▶

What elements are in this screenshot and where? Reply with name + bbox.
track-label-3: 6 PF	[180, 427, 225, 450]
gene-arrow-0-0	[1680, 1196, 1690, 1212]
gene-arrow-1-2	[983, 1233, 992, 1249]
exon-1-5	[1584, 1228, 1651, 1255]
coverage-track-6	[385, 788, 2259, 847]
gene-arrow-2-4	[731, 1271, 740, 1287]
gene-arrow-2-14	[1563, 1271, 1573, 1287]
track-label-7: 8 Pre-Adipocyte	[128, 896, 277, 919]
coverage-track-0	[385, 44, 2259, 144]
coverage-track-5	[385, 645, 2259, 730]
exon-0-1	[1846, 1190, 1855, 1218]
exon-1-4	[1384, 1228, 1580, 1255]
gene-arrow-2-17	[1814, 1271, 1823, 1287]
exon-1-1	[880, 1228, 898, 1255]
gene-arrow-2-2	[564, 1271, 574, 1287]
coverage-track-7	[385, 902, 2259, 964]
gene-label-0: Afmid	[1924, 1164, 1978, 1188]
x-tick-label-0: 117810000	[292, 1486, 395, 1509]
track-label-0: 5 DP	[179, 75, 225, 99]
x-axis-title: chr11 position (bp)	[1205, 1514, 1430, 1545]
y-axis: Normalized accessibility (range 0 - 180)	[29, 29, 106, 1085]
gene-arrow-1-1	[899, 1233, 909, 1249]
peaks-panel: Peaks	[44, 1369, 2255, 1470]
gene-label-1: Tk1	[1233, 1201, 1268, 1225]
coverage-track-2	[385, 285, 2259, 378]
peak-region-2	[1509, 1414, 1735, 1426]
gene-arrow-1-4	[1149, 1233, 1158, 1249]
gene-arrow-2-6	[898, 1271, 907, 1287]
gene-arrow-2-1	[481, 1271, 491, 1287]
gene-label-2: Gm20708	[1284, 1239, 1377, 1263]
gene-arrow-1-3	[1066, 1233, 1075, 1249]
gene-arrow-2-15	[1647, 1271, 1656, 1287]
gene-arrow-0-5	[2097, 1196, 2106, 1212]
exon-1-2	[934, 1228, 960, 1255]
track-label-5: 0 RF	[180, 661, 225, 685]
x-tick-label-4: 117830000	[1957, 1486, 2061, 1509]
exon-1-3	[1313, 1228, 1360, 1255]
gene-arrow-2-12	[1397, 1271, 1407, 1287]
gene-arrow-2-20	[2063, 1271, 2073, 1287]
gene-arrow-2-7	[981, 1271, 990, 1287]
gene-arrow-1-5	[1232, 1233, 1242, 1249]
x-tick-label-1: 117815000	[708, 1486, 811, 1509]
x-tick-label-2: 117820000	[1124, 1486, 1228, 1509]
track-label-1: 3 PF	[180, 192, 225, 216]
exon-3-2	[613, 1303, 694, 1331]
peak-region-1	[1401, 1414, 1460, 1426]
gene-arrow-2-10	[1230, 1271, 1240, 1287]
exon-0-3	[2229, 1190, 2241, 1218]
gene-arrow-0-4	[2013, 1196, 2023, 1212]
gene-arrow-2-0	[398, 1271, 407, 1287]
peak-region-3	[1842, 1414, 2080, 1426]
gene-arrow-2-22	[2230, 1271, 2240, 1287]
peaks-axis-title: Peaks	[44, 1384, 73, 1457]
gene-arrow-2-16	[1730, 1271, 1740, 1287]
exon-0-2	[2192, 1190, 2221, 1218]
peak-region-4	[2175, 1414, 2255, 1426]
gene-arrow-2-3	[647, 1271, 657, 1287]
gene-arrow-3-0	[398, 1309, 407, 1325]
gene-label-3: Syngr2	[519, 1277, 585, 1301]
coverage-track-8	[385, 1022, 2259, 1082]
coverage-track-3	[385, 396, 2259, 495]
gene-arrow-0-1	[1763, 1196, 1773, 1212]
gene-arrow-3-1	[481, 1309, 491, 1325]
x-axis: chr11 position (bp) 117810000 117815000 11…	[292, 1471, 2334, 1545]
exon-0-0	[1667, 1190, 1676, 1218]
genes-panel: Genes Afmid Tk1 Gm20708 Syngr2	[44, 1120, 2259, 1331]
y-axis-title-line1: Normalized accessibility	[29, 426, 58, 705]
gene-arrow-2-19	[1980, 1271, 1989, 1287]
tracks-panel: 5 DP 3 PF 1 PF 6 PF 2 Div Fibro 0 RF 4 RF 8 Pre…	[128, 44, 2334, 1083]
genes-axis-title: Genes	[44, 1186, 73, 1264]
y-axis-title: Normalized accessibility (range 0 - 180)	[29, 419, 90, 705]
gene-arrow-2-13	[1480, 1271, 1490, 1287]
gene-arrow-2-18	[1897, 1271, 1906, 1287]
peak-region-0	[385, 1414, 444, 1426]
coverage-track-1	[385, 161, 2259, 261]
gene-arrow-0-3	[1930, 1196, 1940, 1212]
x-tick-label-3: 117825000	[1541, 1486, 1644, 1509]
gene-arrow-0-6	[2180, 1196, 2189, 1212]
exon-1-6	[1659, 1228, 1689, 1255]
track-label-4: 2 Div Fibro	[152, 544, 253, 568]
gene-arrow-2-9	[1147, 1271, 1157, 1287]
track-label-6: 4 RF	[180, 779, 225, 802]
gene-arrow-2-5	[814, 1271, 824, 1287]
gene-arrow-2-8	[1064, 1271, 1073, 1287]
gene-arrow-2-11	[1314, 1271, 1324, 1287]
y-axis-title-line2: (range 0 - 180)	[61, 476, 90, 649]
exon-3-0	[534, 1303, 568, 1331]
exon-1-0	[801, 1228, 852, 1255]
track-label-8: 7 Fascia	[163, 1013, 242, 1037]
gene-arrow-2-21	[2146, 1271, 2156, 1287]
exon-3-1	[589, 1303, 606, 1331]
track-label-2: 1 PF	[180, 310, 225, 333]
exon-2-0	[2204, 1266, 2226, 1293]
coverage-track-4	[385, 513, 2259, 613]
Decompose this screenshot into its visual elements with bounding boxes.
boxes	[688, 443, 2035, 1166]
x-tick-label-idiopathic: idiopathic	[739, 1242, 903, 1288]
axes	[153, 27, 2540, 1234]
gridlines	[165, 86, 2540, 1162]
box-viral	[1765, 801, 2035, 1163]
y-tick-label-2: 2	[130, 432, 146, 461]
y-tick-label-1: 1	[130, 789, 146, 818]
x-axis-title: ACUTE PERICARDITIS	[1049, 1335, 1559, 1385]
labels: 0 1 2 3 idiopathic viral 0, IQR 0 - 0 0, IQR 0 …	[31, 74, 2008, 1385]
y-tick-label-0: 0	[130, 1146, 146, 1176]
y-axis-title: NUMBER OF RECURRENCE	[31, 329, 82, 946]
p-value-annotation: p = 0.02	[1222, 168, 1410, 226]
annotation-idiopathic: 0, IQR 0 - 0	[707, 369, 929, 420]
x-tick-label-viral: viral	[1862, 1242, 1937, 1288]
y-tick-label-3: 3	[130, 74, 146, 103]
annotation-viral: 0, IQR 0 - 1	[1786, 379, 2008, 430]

◀

Goal of the exercise: Word for word, restate each record in the listing.

Result of the exercise:
What elements are in this screenshot and where? Reply with name + bbox.
track-label-3: 6 PF	[180, 427, 225, 450]
gene-arrow-0-0	[1680, 1196, 1690, 1212]
gene-arrow-1-2	[983, 1233, 992, 1249]
exon-1-5	[1584, 1228, 1651, 1255]
coverage-track-6	[385, 788, 2259, 847]
gene-arrow-2-4	[731, 1271, 740, 1287]
gene-arrow-2-14	[1563, 1271, 1573, 1287]
track-label-7: 8 Pre-Adipocyte	[128, 896, 277, 919]
coverage-track-0	[385, 44, 2259, 144]
coverage-track-5	[385, 645, 2259, 730]
exon-0-1	[1846, 1190, 1855, 1218]
exon-1-4	[1384, 1228, 1580, 1255]
gene-arrow-2-17	[1814, 1271, 1823, 1287]
exon-1-1	[880, 1228, 898, 1255]
gene-arrow-2-2	[564, 1271, 574, 1287]
coverage-track-7	[385, 902, 2259, 964]
gene-label-0: Afmid	[1924, 1164, 1978, 1188]
x-tick-label-0: 117810000	[292, 1486, 395, 1509]
track-label-0: 5 DP	[179, 75, 225, 99]
x-axis-title: chr11 position (bp)	[1205, 1514, 1430, 1545]
y-axis: Normalized accessibility (range 0 - 180)	[29, 29, 106, 1085]
gene-arrow-1-1	[899, 1233, 909, 1249]
peaks-panel: Peaks	[44, 1369, 2255, 1470]
gene-label-1: Tk1	[1233, 1201, 1268, 1225]
coverage-track-2	[385, 285, 2259, 378]
peak-region-2	[1509, 1414, 1735, 1426]
gene-arrow-1-4	[1149, 1233, 1158, 1249]
gene-arrow-2-6	[898, 1271, 907, 1287]
gene-arrow-2-1	[481, 1271, 491, 1287]
gene-label-2: Gm20708	[1284, 1239, 1377, 1263]
gene-arrow-1-3	[1066, 1233, 1075, 1249]
gene-arrow-2-15	[1647, 1271, 1656, 1287]
gene-arrow-0-5	[2097, 1196, 2106, 1212]
exon-1-2	[934, 1228, 960, 1255]
track-label-5: 0 RF	[180, 661, 225, 685]
x-tick-label-4: 117830000	[1957, 1486, 2061, 1509]
exon-1-3	[1313, 1228, 1360, 1255]
gene-arrow-2-12	[1397, 1271, 1407, 1287]
gene-arrow-2-20	[2063, 1271, 2073, 1287]
gene-arrow-2-7	[981, 1271, 990, 1287]
gene-arrow-1-5	[1232, 1233, 1242, 1249]
x-tick-label-1: 117815000	[708, 1486, 811, 1509]
x-tick-label-2: 117820000	[1124, 1486, 1228, 1509]
track-label-1: 3 PF	[180, 192, 225, 216]
exon-3-2	[613, 1303, 694, 1331]
peak-region-1	[1401, 1414, 1460, 1426]
gene-arrow-2-10	[1230, 1271, 1240, 1287]
exon-0-3	[2229, 1190, 2241, 1218]
gene-arrow-0-4	[2013, 1196, 2023, 1212]
gene-arrow-2-0	[398, 1271, 407, 1287]
peak-region-3	[1842, 1414, 2080, 1426]
gene-arrow-2-22	[2230, 1271, 2240, 1287]
peaks-axis-title: Peaks	[44, 1384, 73, 1457]
gene-arrow-2-16	[1730, 1271, 1740, 1287]
exon-0-2	[2192, 1190, 2221, 1218]
peak-region-4	[2175, 1414, 2255, 1426]
gene-arrow-2-3	[647, 1271, 657, 1287]
gene-arrow-3-0	[398, 1309, 407, 1325]
gene-label-3: Syngr2	[519, 1277, 585, 1301]
coverage-track-8	[385, 1022, 2259, 1082]
coverage-track-3	[385, 396, 2259, 495]
gene-arrow-0-1	[1763, 1196, 1773, 1212]
gene-arrow-3-1	[481, 1309, 491, 1325]
x-axis: chr11 position (bp) 117810000 117815000 11…	[292, 1471, 2334, 1545]
exon-0-0	[1667, 1190, 1676, 1218]
genes-panel: Genes Afmid Tk1 Gm20708 Syngr2	[44, 1120, 2259, 1331]
y-axis-title-line1: Normalized accessibility	[29, 426, 58, 705]
gene-arrow-2-19	[1980, 1271, 1989, 1287]
tracks-panel: 5 DP 3 PF 1 PF 6 PF 2 Div Fibro 0 RF 4 RF 8 Pre…	[128, 44, 2334, 1083]
genes-axis-title: Genes	[44, 1186, 73, 1264]
y-axis-title: Normalized accessibility (range 0 - 180)	[29, 419, 90, 705]
gene-arrow-2-13	[1480, 1271, 1490, 1287]
gene-arrow-2-18	[1897, 1271, 1906, 1287]
peak-region-0	[385, 1414, 444, 1426]
coverage-track-1	[385, 161, 2259, 261]
gene-arrow-0-3	[1930, 1196, 1940, 1212]
x-tick-label-3: 117825000	[1541, 1486, 1644, 1509]
gene-arrow-0-6	[2180, 1196, 2189, 1212]
exon-1-6	[1659, 1228, 1689, 1255]
track-label-4: 2 Div Fibro	[152, 544, 253, 568]
gene-arrow-2-9	[1147, 1271, 1157, 1287]
track-label-6: 4 RF	[180, 779, 225, 802]
gene-arrow-2-5	[814, 1271, 824, 1287]
gene-arrow-2-8	[1064, 1271, 1073, 1287]
gene-arrow-2-11	[1314, 1271, 1324, 1287]
y-axis-title-line2: (range 0 - 180)	[61, 476, 90, 649]
exon-3-0	[534, 1303, 568, 1331]
exon-1-0	[801, 1228, 852, 1255]
track-label-8: 7 Fascia	[163, 1013, 242, 1037]
gene-arrow-2-21	[2146, 1271, 2156, 1287]
exon-3-1	[589, 1303, 606, 1331]
track-label-2: 1 PF	[180, 310, 225, 333]
exon-2-0	[2204, 1266, 2226, 1293]
coverage-track-4	[385, 513, 2259, 613]
Decompose this screenshot into its visual elements with bounding boxes.
boxes	[688, 443, 2035, 1166]
x-tick-label-idiopathic: idiopathic	[739, 1242, 903, 1288]
axes	[153, 27, 2540, 1234]
gridlines	[165, 86, 2540, 1162]
box-viral	[1765, 801, 2035, 1163]
y-tick-label-2: 2	[130, 432, 146, 461]
y-tick-label-1: 1	[130, 789, 146, 818]
x-axis-title: ACUTE PERICARDITIS	[1049, 1335, 1559, 1385]
labels: 0 1 2 3 idiopathic viral 0, IQR 0 - 0 0, IQR 0 …	[31, 74, 2008, 1385]
y-tick-label-0: 0	[130, 1146, 146, 1176]
y-axis-title: NUMBER OF RECURRENCE	[31, 329, 82, 946]
p-value-annotation: p = 0.02	[1222, 168, 1410, 226]
annotation-idiopathic: 0, IQR 0 - 0	[707, 369, 929, 420]
x-tick-label-viral: viral	[1862, 1242, 1937, 1288]
y-tick-label-3: 3	[130, 74, 146, 103]
annotation-viral: 0, IQR 0 - 1	[1786, 379, 2008, 430]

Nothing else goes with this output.